**Record excerpts**
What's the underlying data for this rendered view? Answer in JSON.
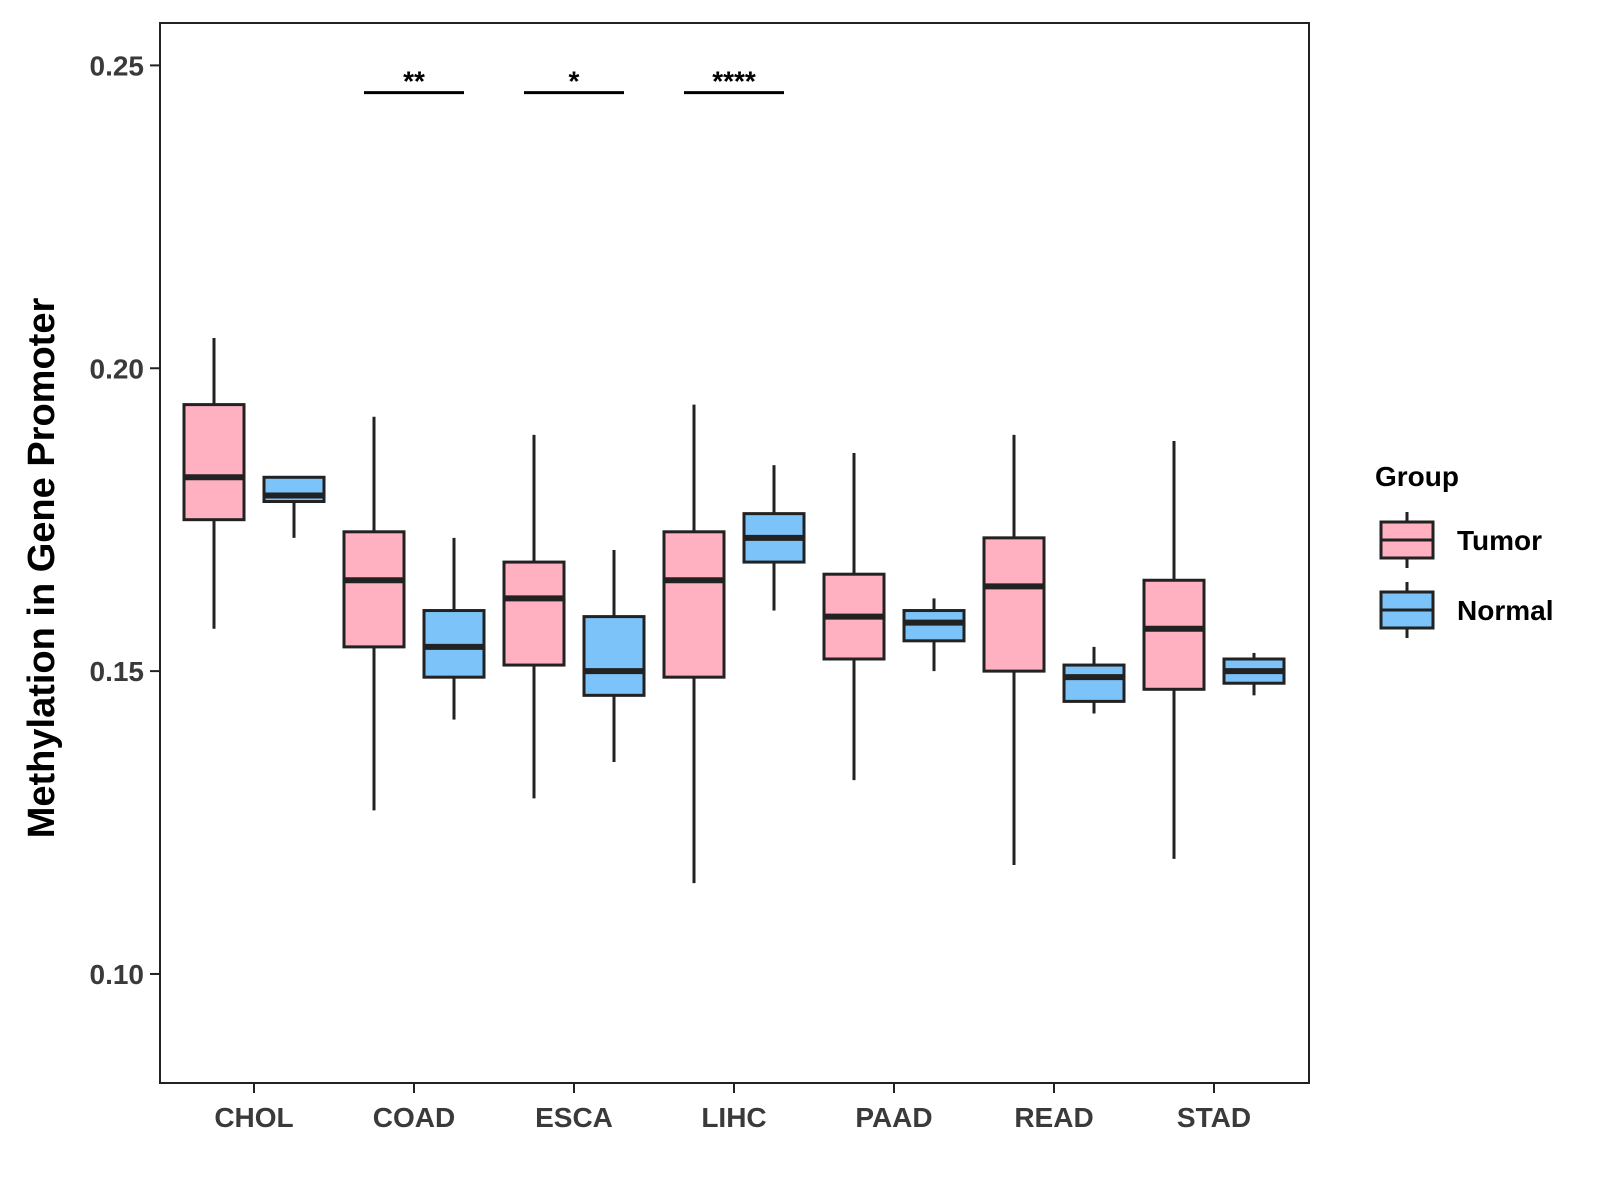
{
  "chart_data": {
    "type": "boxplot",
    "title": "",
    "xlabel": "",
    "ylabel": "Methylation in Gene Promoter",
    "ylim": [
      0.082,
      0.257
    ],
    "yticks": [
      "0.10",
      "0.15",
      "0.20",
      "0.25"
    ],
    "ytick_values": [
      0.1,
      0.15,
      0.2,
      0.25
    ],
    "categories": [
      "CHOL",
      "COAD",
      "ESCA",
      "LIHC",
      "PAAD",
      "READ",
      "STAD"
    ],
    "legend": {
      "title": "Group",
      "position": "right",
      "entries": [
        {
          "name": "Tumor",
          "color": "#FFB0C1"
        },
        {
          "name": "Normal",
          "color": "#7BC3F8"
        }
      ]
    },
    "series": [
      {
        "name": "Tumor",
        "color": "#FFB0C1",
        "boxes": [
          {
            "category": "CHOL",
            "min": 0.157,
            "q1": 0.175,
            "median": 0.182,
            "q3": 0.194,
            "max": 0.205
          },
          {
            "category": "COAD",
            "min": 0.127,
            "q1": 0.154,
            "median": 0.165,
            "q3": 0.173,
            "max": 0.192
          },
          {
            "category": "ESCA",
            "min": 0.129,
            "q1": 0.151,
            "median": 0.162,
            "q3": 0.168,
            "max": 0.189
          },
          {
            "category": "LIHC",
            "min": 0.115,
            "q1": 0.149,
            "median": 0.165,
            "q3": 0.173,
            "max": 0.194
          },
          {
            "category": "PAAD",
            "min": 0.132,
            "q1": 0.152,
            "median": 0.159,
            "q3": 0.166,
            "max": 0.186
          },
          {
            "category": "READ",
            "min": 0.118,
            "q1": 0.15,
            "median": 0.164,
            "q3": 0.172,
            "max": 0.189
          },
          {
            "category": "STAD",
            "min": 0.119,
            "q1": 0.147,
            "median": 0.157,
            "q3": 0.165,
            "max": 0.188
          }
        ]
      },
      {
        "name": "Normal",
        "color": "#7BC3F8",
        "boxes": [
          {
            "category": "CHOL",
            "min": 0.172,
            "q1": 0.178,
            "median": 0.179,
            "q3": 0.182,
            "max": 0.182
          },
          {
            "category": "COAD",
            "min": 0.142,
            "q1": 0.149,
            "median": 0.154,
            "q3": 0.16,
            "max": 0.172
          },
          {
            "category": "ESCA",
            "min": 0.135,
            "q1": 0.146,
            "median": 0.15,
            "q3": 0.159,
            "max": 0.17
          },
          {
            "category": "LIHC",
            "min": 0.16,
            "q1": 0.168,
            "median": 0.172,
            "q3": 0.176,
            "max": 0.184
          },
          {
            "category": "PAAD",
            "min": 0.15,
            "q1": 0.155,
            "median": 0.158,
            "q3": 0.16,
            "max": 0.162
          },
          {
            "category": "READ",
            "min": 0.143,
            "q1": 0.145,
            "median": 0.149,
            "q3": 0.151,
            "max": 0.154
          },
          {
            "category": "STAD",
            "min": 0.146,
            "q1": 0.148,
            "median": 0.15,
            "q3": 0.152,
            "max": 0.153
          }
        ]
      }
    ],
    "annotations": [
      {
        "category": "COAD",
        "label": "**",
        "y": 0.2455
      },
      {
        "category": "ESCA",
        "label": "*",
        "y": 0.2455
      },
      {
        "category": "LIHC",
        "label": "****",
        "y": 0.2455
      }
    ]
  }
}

==

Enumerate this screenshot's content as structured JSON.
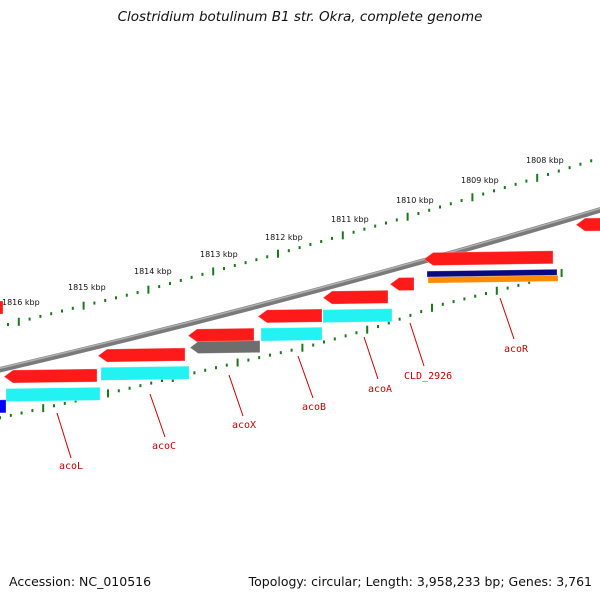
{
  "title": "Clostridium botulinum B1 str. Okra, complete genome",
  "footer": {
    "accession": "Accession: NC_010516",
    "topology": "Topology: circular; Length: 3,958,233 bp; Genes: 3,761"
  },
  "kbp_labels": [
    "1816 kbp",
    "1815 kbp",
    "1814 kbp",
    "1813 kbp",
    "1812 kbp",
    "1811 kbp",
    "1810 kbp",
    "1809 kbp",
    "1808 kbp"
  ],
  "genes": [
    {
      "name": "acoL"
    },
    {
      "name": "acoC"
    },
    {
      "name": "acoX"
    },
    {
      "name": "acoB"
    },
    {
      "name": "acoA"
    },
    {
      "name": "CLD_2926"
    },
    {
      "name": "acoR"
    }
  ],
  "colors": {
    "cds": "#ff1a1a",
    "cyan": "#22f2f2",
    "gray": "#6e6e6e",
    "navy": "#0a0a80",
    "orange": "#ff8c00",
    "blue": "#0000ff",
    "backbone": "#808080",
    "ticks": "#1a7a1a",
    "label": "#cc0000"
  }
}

...

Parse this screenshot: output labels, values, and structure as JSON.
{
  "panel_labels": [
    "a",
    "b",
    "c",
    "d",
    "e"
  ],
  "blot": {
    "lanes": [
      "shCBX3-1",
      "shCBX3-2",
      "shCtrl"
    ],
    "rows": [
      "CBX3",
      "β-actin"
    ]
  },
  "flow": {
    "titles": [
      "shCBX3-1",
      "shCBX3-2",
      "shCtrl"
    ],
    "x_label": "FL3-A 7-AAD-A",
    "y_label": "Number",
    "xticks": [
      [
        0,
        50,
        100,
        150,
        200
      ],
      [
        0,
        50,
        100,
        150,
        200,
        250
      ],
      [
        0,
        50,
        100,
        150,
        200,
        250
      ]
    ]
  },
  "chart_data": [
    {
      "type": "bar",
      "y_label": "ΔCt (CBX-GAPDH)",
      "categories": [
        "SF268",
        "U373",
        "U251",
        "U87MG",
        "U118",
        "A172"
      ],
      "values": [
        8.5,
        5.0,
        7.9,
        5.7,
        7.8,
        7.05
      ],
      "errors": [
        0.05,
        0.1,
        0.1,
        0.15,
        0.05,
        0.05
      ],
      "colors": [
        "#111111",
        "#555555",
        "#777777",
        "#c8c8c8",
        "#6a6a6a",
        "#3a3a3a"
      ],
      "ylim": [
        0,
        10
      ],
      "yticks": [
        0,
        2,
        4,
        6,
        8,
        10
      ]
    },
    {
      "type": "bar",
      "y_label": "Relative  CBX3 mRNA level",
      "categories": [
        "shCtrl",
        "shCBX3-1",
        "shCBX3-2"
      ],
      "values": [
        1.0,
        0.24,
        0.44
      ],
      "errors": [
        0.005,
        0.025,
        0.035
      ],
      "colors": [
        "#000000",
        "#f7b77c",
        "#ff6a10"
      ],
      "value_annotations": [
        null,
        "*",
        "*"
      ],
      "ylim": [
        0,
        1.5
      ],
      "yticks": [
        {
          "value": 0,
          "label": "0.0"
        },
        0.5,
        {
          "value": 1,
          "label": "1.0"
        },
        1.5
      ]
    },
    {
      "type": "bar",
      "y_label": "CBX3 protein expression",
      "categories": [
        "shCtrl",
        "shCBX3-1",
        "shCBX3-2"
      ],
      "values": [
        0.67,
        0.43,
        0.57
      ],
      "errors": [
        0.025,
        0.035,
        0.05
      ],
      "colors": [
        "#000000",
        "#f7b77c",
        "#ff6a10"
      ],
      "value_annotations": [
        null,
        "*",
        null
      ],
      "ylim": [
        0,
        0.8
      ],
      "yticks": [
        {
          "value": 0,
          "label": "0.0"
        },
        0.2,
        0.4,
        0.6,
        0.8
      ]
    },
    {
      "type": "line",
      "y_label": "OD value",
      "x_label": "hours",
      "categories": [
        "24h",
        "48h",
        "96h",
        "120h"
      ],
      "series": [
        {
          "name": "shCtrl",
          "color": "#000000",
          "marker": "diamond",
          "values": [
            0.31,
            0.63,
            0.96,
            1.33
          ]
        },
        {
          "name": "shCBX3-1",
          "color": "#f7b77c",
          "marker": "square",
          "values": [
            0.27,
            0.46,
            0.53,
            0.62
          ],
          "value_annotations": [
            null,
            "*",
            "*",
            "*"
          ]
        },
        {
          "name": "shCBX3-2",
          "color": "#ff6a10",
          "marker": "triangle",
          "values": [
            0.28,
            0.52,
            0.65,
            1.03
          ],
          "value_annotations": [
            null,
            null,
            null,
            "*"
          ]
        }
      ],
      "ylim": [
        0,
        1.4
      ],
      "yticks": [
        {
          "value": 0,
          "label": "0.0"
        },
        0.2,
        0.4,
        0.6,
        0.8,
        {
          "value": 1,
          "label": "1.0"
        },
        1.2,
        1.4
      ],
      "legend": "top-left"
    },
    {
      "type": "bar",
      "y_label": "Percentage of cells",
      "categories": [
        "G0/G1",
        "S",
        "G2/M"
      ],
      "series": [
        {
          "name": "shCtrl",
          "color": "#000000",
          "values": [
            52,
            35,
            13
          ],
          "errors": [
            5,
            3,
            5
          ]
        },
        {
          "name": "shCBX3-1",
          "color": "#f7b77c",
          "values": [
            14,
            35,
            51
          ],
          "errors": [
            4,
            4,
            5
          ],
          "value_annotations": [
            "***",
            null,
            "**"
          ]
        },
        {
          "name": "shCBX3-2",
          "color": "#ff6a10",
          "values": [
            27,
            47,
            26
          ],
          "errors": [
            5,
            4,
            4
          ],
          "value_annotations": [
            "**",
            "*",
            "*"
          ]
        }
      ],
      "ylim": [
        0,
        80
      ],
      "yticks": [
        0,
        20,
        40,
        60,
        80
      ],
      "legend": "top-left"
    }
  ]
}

**To do**
Locate the word "marker" in the records and collect each line it appears in.

**Answer to this task**
          "marker": "diamond",
          "marker": "square",
          "marker": "triangle",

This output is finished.